• Instruction
Below are the records. Gather each line that holds "dụng".
══════════════════════════════
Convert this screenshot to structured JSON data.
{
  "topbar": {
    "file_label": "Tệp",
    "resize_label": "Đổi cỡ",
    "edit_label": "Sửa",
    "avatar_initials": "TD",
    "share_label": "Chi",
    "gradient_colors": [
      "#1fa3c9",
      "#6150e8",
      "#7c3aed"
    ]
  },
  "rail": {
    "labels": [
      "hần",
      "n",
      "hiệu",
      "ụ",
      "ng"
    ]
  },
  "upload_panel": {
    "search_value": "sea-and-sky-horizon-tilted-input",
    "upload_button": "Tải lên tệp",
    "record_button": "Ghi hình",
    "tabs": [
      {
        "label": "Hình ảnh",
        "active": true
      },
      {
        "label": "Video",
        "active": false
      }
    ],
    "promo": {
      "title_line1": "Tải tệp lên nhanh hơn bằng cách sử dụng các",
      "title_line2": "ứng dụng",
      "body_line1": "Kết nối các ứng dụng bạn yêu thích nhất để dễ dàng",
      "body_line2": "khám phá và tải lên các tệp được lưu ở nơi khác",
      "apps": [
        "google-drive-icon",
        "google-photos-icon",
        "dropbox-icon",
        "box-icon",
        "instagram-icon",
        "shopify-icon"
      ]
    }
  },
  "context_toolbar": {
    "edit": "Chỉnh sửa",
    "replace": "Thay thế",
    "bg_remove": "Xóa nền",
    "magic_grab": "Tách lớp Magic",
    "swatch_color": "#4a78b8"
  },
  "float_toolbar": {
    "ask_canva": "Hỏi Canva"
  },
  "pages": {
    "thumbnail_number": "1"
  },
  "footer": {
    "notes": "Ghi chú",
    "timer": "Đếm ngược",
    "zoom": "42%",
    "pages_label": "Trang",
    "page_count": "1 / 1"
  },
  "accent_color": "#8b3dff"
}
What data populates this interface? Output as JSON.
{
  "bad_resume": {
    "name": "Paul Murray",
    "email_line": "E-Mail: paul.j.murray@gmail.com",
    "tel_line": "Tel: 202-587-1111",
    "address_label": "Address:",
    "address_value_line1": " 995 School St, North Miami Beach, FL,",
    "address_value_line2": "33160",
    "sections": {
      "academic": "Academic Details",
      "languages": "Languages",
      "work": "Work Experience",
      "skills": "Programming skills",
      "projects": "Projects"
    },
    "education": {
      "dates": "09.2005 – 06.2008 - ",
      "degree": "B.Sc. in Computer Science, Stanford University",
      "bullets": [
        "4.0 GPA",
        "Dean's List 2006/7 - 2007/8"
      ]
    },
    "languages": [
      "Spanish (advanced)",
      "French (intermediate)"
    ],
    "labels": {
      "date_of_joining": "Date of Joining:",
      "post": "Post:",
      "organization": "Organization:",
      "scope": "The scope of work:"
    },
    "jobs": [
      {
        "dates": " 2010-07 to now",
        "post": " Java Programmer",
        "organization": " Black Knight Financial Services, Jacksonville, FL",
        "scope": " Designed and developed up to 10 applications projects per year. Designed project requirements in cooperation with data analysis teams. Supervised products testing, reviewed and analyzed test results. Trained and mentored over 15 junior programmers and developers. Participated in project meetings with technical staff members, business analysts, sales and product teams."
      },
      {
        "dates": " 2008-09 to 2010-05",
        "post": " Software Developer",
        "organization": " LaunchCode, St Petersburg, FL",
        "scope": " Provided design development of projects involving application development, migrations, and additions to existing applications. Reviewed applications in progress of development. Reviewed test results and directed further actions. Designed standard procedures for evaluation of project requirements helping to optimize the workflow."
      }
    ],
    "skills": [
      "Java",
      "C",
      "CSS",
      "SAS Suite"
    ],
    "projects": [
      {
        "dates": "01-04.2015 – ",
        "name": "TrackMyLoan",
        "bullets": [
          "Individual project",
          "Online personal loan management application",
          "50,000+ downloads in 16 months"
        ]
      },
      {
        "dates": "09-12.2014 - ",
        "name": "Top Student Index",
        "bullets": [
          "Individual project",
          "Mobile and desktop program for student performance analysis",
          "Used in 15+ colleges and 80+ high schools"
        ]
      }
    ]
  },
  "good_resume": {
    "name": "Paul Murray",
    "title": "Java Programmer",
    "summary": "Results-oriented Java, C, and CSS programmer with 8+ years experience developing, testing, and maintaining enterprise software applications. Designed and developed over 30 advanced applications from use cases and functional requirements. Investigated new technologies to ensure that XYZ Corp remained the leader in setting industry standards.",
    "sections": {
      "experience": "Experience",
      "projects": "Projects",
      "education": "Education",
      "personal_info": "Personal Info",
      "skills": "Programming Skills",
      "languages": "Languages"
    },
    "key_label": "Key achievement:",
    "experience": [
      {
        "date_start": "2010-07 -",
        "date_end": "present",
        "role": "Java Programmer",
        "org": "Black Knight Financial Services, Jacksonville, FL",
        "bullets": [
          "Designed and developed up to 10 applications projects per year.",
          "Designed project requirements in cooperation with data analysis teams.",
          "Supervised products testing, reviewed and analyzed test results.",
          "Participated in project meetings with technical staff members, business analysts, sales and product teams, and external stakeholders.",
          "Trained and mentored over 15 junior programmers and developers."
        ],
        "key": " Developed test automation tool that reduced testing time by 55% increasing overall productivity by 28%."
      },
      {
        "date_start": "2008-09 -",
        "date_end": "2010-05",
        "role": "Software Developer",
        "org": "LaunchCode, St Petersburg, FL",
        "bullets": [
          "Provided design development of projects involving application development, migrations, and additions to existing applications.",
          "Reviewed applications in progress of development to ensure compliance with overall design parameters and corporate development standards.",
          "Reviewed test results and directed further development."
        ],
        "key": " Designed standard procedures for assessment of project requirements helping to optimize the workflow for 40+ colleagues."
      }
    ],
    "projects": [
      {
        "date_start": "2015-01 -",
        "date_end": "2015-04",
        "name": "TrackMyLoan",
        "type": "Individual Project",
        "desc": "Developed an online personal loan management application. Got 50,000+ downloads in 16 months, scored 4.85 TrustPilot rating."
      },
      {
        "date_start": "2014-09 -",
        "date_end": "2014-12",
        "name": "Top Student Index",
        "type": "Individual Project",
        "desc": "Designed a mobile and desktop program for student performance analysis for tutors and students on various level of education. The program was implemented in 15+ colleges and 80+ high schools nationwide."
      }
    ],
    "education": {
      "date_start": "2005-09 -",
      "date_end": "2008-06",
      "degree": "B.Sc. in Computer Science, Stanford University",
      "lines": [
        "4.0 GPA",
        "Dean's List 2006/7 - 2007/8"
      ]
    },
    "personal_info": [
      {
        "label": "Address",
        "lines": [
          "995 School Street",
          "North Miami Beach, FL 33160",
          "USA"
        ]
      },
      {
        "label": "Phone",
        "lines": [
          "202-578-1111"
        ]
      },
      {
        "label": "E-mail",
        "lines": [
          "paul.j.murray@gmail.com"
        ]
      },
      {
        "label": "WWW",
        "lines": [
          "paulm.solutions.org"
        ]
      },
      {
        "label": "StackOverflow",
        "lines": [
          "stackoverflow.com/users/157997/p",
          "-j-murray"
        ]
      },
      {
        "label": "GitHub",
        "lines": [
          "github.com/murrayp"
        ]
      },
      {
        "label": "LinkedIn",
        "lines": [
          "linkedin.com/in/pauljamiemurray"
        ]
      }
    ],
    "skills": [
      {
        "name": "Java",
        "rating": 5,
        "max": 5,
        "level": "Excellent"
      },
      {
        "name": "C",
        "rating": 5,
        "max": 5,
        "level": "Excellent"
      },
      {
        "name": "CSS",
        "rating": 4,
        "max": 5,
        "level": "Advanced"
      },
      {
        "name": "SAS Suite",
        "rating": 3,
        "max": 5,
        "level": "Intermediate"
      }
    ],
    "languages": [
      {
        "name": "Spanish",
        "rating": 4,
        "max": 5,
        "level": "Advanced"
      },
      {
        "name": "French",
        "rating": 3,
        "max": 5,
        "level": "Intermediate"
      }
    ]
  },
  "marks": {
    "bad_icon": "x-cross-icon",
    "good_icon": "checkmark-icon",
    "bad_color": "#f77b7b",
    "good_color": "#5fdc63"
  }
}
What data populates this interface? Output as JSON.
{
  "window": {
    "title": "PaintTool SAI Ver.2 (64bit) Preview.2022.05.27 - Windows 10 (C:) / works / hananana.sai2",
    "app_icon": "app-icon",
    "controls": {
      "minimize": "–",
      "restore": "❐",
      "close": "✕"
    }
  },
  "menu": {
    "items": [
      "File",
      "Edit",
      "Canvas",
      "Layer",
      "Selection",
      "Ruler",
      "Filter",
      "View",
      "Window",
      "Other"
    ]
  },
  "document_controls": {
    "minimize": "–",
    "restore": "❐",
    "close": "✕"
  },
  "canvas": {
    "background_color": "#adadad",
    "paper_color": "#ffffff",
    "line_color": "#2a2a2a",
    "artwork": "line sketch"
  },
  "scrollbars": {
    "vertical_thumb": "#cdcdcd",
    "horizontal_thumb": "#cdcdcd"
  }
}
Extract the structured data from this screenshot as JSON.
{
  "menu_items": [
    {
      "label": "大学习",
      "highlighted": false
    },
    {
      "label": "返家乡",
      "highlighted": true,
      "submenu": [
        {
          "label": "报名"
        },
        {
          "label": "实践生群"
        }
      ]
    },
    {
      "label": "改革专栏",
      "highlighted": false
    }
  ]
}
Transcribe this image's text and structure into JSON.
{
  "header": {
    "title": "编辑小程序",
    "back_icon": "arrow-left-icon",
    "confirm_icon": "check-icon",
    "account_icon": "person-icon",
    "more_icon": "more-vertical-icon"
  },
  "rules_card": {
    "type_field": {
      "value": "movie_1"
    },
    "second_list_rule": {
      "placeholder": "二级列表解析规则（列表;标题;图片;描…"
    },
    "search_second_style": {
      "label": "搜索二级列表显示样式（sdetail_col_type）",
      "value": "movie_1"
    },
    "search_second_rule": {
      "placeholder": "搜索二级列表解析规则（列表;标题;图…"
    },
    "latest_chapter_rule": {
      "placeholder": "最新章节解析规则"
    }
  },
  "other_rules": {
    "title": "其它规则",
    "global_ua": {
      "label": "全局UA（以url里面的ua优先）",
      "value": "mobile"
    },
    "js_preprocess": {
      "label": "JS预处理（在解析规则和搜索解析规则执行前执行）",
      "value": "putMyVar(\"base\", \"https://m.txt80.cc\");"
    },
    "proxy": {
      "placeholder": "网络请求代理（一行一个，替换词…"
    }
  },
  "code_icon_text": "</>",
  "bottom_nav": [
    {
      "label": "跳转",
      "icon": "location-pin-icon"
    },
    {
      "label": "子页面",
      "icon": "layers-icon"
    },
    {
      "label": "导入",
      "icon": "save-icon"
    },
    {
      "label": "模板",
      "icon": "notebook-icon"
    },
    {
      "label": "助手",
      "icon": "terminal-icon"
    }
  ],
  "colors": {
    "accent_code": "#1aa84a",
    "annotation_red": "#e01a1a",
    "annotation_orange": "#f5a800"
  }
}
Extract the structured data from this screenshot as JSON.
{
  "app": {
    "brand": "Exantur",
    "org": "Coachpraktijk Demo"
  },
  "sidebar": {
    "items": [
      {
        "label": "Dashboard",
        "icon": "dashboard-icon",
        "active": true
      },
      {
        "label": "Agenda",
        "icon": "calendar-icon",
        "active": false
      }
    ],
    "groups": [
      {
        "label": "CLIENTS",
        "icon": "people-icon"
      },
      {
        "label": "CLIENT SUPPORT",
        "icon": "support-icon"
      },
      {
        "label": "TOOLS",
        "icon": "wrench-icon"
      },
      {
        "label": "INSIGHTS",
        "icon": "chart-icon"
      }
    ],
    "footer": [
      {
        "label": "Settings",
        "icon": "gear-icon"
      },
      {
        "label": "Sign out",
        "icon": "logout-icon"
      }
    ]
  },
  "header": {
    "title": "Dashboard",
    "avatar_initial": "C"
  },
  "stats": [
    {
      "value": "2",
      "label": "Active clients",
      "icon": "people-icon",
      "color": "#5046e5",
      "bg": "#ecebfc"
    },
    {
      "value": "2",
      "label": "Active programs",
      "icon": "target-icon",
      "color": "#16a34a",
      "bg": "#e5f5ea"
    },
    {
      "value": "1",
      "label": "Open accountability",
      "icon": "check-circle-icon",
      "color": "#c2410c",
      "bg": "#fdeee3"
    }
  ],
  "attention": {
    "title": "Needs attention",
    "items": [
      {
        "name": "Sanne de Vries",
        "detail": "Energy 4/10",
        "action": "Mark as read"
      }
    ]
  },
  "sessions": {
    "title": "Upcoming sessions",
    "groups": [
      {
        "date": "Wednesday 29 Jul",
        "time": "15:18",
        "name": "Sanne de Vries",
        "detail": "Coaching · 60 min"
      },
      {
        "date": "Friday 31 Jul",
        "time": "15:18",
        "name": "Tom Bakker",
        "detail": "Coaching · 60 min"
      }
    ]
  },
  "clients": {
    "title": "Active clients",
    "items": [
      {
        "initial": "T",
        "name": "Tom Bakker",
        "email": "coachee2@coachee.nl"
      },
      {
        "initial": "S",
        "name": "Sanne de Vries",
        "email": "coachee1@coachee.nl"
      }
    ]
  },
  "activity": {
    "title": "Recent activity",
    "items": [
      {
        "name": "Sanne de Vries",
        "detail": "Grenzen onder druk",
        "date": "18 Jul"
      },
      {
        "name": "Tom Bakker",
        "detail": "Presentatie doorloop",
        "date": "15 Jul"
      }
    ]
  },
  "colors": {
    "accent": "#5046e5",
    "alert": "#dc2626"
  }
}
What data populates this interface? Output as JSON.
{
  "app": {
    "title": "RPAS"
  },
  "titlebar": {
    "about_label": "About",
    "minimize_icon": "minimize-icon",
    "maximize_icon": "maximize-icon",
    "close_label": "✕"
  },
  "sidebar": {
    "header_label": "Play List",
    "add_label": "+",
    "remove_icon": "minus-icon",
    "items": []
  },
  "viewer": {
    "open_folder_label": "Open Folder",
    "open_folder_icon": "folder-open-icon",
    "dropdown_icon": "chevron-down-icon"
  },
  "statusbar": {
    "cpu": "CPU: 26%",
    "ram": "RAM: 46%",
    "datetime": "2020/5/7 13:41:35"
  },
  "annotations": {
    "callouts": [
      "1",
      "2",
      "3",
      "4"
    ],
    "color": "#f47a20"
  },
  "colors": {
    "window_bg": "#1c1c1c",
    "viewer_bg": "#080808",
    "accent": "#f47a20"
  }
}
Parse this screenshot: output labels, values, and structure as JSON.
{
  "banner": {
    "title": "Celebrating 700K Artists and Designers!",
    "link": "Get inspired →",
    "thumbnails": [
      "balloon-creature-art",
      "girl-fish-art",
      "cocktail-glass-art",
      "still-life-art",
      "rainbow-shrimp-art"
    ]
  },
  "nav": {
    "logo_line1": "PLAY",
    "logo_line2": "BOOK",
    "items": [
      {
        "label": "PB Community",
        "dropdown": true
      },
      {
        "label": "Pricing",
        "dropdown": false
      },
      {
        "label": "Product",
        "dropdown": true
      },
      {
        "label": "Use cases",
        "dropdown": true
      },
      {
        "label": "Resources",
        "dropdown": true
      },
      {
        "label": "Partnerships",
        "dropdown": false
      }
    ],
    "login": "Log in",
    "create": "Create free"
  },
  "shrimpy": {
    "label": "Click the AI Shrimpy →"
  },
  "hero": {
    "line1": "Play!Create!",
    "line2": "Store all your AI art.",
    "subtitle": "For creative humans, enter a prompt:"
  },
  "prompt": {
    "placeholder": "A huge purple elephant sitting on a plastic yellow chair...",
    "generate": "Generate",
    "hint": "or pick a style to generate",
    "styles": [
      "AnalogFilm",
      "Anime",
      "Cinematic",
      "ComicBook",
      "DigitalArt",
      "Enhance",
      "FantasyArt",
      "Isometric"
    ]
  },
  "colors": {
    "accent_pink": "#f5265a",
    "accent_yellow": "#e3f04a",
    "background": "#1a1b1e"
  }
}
══════════════════════════════
• Expected answer
      "title_line1": "Tải tệp lên nhanh hơn bằng cách sử dụng các",
      "title_line2": "ứng dụng",
      "body_line1": "Kết nối các ứng dụng bạn yêu thích nhất để dễ dàng",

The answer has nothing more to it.